Select each line in the entries below that contains the word "entry".

########################################

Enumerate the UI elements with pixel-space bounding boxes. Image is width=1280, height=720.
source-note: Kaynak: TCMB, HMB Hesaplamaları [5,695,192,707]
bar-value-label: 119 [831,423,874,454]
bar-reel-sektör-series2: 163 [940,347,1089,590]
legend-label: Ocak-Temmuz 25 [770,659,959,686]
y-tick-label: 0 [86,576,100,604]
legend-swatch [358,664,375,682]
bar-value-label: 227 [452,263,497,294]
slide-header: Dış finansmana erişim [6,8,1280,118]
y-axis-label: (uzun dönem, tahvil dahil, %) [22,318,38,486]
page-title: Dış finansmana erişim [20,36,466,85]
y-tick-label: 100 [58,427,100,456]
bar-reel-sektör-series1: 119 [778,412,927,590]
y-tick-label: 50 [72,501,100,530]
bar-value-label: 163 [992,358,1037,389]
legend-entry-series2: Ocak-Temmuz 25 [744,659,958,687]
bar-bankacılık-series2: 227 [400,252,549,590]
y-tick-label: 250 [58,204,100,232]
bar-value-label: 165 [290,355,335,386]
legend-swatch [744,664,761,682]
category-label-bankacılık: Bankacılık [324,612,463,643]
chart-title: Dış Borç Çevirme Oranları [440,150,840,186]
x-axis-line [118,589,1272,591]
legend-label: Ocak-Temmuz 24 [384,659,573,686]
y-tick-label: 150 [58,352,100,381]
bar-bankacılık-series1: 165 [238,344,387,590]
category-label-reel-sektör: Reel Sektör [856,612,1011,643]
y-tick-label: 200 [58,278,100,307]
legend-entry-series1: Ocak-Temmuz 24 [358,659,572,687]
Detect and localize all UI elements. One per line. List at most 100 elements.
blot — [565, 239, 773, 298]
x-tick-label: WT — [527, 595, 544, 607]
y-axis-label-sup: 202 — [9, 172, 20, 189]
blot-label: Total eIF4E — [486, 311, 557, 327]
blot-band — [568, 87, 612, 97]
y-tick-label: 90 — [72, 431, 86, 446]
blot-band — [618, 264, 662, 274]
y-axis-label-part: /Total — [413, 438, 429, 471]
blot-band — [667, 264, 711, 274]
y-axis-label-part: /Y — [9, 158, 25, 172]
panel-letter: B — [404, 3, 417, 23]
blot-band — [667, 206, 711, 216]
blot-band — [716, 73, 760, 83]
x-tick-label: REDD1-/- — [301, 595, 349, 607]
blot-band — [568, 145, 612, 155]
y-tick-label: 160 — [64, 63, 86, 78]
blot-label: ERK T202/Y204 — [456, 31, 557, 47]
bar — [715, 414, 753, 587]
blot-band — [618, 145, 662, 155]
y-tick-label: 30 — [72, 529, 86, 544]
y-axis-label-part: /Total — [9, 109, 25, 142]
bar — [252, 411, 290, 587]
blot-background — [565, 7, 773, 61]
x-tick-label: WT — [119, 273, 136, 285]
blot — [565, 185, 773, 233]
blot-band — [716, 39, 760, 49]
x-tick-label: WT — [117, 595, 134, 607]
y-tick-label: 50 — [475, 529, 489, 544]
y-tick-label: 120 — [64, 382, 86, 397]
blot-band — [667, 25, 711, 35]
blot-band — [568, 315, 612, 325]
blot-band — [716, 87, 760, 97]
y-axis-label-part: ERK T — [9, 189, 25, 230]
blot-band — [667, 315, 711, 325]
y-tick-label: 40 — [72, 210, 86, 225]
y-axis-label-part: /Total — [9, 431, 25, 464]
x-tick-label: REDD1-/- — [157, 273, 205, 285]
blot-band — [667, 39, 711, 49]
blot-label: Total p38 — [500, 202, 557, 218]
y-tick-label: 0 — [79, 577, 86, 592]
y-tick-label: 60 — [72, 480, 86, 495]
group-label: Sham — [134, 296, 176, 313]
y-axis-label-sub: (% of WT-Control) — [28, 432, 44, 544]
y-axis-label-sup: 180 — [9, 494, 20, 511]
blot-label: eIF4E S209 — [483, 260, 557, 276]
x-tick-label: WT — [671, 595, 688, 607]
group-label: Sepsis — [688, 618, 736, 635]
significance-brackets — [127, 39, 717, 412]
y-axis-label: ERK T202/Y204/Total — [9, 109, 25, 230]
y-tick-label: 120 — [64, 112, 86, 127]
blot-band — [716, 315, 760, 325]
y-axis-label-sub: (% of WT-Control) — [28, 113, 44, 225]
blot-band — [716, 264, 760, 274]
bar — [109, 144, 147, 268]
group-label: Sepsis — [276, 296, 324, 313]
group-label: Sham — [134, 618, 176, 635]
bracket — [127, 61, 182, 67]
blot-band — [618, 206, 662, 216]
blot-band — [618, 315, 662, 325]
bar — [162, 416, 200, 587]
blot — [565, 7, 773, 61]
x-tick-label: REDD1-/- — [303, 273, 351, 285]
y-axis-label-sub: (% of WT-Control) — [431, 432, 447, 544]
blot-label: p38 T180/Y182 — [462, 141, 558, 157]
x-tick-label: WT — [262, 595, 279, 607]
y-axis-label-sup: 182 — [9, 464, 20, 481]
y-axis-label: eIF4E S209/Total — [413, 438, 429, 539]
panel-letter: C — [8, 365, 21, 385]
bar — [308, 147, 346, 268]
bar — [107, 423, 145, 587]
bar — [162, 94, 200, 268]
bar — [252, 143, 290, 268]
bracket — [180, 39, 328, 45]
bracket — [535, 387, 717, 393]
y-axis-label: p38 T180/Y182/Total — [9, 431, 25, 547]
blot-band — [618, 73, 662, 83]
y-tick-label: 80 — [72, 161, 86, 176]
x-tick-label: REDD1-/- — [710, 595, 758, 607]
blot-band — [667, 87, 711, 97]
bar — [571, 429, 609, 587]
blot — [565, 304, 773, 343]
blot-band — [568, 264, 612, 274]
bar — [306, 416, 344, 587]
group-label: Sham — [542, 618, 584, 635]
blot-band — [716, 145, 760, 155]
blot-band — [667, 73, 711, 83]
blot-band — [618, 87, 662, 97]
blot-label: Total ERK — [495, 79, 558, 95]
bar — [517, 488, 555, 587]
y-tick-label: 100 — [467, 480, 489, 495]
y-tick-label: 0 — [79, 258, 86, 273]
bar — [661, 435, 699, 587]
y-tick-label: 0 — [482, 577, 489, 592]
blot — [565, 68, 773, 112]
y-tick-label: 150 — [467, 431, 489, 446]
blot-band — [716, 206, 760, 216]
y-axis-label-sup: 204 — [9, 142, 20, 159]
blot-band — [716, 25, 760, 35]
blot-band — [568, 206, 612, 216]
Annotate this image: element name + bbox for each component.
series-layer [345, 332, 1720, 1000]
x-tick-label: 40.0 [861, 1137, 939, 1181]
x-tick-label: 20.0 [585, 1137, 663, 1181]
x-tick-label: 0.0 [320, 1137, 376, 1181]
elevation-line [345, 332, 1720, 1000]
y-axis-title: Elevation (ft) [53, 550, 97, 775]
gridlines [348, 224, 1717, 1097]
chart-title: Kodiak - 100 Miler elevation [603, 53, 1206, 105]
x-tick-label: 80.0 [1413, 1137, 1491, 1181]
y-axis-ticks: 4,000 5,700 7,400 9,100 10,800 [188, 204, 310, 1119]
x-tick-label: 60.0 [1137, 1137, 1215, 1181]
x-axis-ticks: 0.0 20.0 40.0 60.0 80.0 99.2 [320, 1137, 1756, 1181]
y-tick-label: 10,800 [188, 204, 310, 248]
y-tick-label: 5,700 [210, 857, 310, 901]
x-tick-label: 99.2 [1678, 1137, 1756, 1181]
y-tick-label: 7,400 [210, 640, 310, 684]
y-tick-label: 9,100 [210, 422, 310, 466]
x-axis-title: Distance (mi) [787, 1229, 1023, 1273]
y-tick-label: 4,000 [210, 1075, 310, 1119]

########################################

» EXERCISE OUTPUT:
legend-entry-series2: Ocak-Temmuz 25 [744,659,958,687]
legend-entry-series1: Ocak-Temmuz 24 [358,659,572,687]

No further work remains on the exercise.